### INPUT

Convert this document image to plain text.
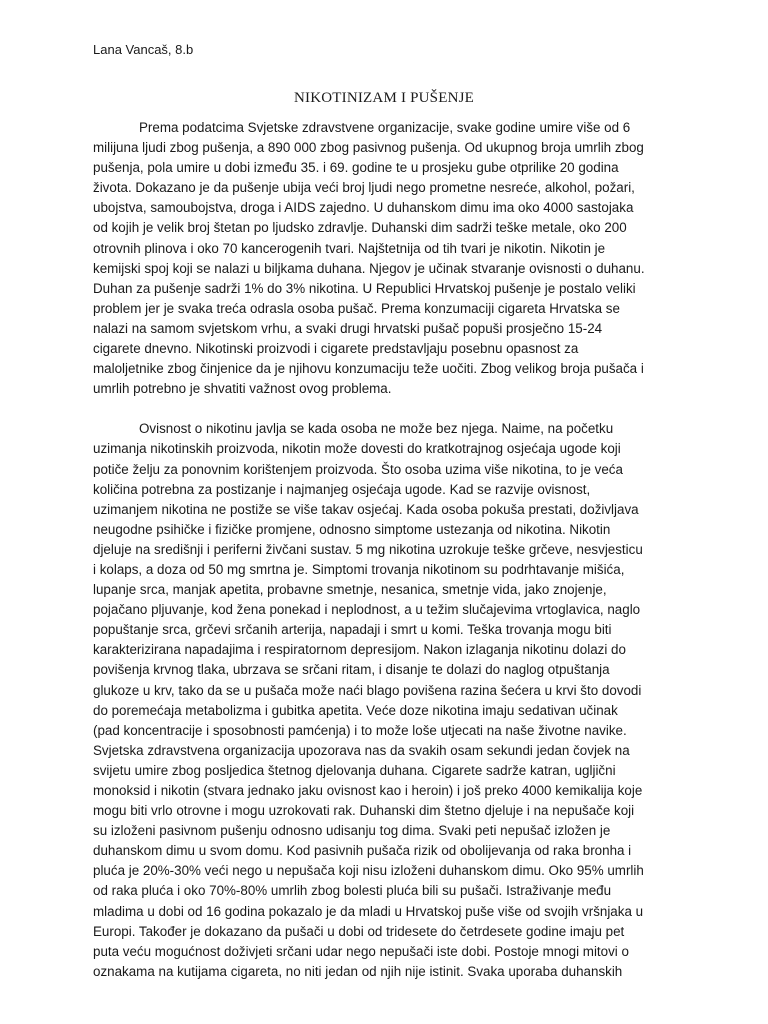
Lana Vancaš, 8.b
NIKOTINIZAM I PUŠENJE
Prema podatcima Svjetske zdravstvene organizacije, svake godine umire više od 6
milijuna ljudi zbog pušenja, a 890 000 zbog pasivnog pušenja. Od ukupnog broja umrlih zbog
pušenja, pola umire u dobi između 35. i 69. godine te u prosjeku gube otprilike 20 godina
života. Dokazano je da pušenje ubija veći broj ljudi nego prometne nesreće, alkohol, požari,
ubojstva, samoubojstva, droga i AIDS zajedno. U duhanskom dimu ima oko 4000 sastojaka
od kojih je velik broj štetan po ljudsko zdravlje. Duhanski dim sadrži teške metale, oko 200
otrovnih plinova i oko 70 kancerogenih tvari. Najštetnija od tih tvari je nikotin. Nikotin je
kemijski spoj koji se nalazi u biljkama duhana. Njegov je učinak stvaranje ovisnosti o duhanu.
Duhan za pušenje sadrži 1% do 3% nikotina. U Republici Hrvatskoj pušenje je postalo veliki
problem jer je svaka treća odrasla osoba pušač. Prema konzumaciji cigareta Hrvatska se
nalazi na samom svjetskom vrhu, a svaki drugi hrvatski pušač popuši prosječno 15-24
cigarete dnevno. Nikotinski proizvodi i cigarete predstavljaju posebnu opasnost za
maloljetnike zbog činjenice da je njihovu konzumaciju teže uočiti. Zbog velikog broja pušača i
umrlih potrebno je shvatiti važnost ovog problema.
Ovisnost o nikotinu javlja se kada osoba ne može bez njega. Naime, na početku
uzimanja nikotinskih proizvoda, nikotin može dovesti do kratkotrajnog osjećaja ugode koji
potiče želju za ponovnim korištenjem proizvoda. Što osoba uzima više nikotina, to je veća
količina potrebna za postizanje i najmanjeg osjećaja ugode. Kad se razvije ovisnost,
uzimanjem nikotina ne postiže se više takav osjećaj. Kada osoba pokuša prestati, doživljava
neugodne psihičke i fizičke promjene, odnosno simptome ustezanja od nikotina. Nikotin
djeluje na središnji i periferni živčani sustav. 5 mg nikotina uzrokuje teške grčeve, nesvjesticu
i kolaps, a doza od 50 mg smrtna je. Simptomi trovanja nikotinom su podrhtavanje mišića,
lupanje srca, manjak apetita, probavne smetnje, nesanica, smetnje vida, jako znojenje,
pojačano pljuvanje, kod žena ponekad i neplodnost, a u težim slučajevima vrtoglavica, naglo
popuštanje srca, grčevi srčanih arterija, napadaji i smrt u komi. Teška trovanja mogu biti
karakterizirana napadajima i respiratornom depresijom. Nakon izlaganja nikotinu dolazi do
povišenja krvnog tlaka, ubrzava se srčani ritam, i disanje te dolazi do naglog otpuštanja
glukoze u krv, tako da se u pušača može naći blago povišena razina šećera u krvi što dovodi
do poremećaja metabolizma i gubitka apetita. Veće doze nikotina imaju sedativan učinak
(pad koncentracije i sposobnosti pamćenja) i to može loše utjecati na naše životne navike.
Svjetska zdravstvena organizacija upozorava nas da svakih osam sekundi jedan čovjek na
svijetu umire zbog posljedica štetnog djelovanja duhana. Cigarete sadrže katran, ugljični
monoksid i nikotin (stvara jednako jaku ovisnost kao i heroin) i još preko 4000 kemikalija koje
mogu biti vrlo otrovne i mogu uzrokovati rak. Duhanski dim štetno djeluje i na nepušače koji
su izloženi pasivnom pušenju odnosno udisanju tog dima. Svaki peti nepušač izložen je
duhanskom dimu u svom domu. Kod pasivnih pušača rizik od obolijevanja od raka bronha i
pluća je 20%-30% veći nego u nepušača koji nisu izloženi duhanskom dimu. Oko 95% umrlih
od raka pluća i oko 70%-80% umrlih zbog bolesti pluća bili su pušači. Istraživanje među
mladima u dobi od 16 godina pokazalo je da mladi u Hrvatskoj puše više od svojih vršnjaka u
Europi. Također je dokazano da pušači u dobi od tridesete do četrdesete godine imaju pet
puta veću mogućnost doživjeti srčani udar nego nepušači iste dobi. Postoje mnogi mitovi o
oznakama na kutijama cigareta, no niti jedan od njih nije istinit. Svaka uporaba duhanskih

######

● **DIRECTION**
Gather each line in these records that contains the string "umrlih".

● **SOLUTION**
milijuna ljudi zbog pušenja, a 890 000 zbog pasivnog pušenja. Od ukupnog broja umrlih zbog
umrlih potrebno je shvatiti važnost ovog problema.
pluća je 20%-30% veći nego u nepušača koji nisu izloženi duhanskom dimu. Oko 95% umrlih
od raka pluća i oko 70%-80% umrlih zbog bolesti pluća bili su pušači. Istraživanje među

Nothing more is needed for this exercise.